What to produce
Restate all of the entries exactly, dropping any pictures they hold.

─── Information shown

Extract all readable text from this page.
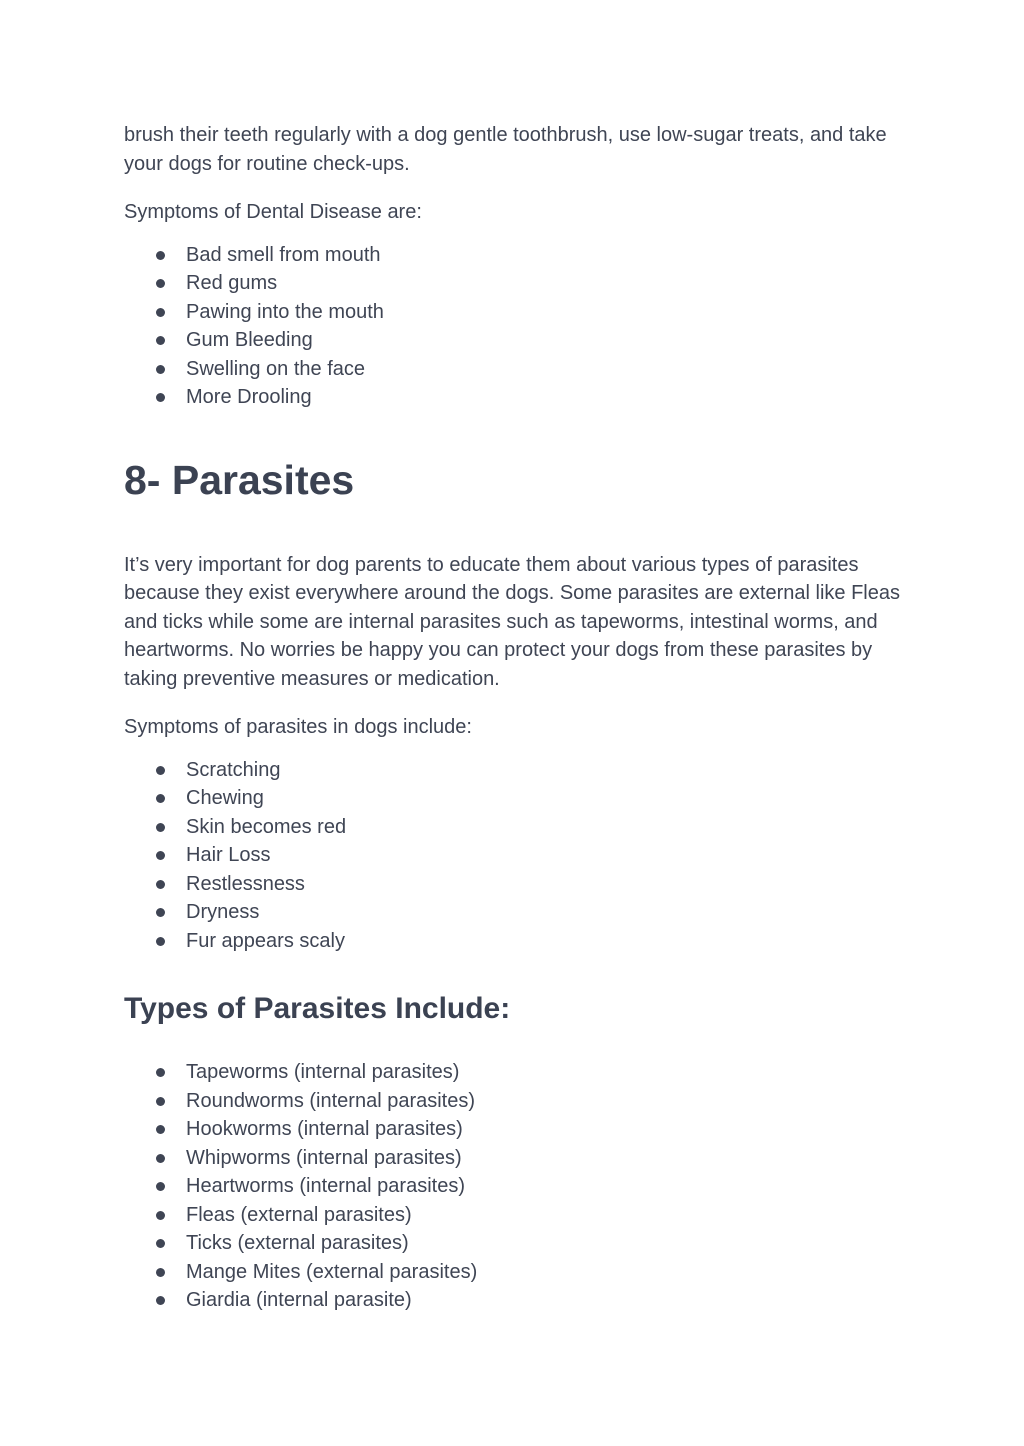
brush their teeth regularly with a dog gentle toothbrush, use low-sugar treats, and take your dogs for routine check-ups.

Symptoms of Dental Disease are:

Bad smell from mouth
Red gums
Pawing into the mouth
Gum Bleeding
Swelling on the face
More Drooling
8- Parasites

It’s very important for dog parents to educate them about various types of parasites because they exist everywhere around the dogs. Some parasites are external like Fleas and ticks while some are internal parasites such as tapeworms, intestinal worms, and heartworms. No worries be happy you can protect your dogs from these parasites by taking preventive measures or medication.

Symptoms of parasites in dogs include:

Scratching
Chewing
Skin becomes red
Hair Loss
Restlessness
Dryness
Fur appears scaly
Types of Parasites Include:
Tapeworms (internal parasites)
Roundworms (internal parasites)
Hookworms (internal parasites)
Whipworms (internal parasites)
Heartworms (internal parasites)
Fleas (external parasites)
Ticks (external parasites)
Mange Mites (external parasites)
Giardia (internal parasite)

──────

Worked answer
Extract all readable text from this page.
brush their teeth regularly with a dog gentle toothbrush, use low-sugar treats, and take your dogs for routine check-ups.

Symptoms of Dental Disease are:

Bad smell from mouth
Red gums
Pawing into the mouth
Gum Bleeding
Swelling on the face
More Drooling
8- Parasites

It’s very important for dog parents to educate them about various types of parasites because they exist everywhere around the dogs. Some parasites are external like Fleas and ticks while some are internal parasites such as tapeworms, intestinal worms, and heartworms. No worries be happy you can protect your dogs from these parasites by taking preventive measures or medication.

Symptoms of parasites in dogs include:

Scratching
Chewing
Skin becomes red
Hair Loss
Restlessness
Dryness
Fur appears scaly
Types of Parasites Include:
Tapeworms (internal parasites)
Roundworms (internal parasites)
Hookworms (internal parasites)
Whipworms (internal parasites)
Heartworms (internal parasites)
Fleas (external parasites)
Ticks (external parasites)
Mange Mites (external parasites)
Giardia (internal parasite)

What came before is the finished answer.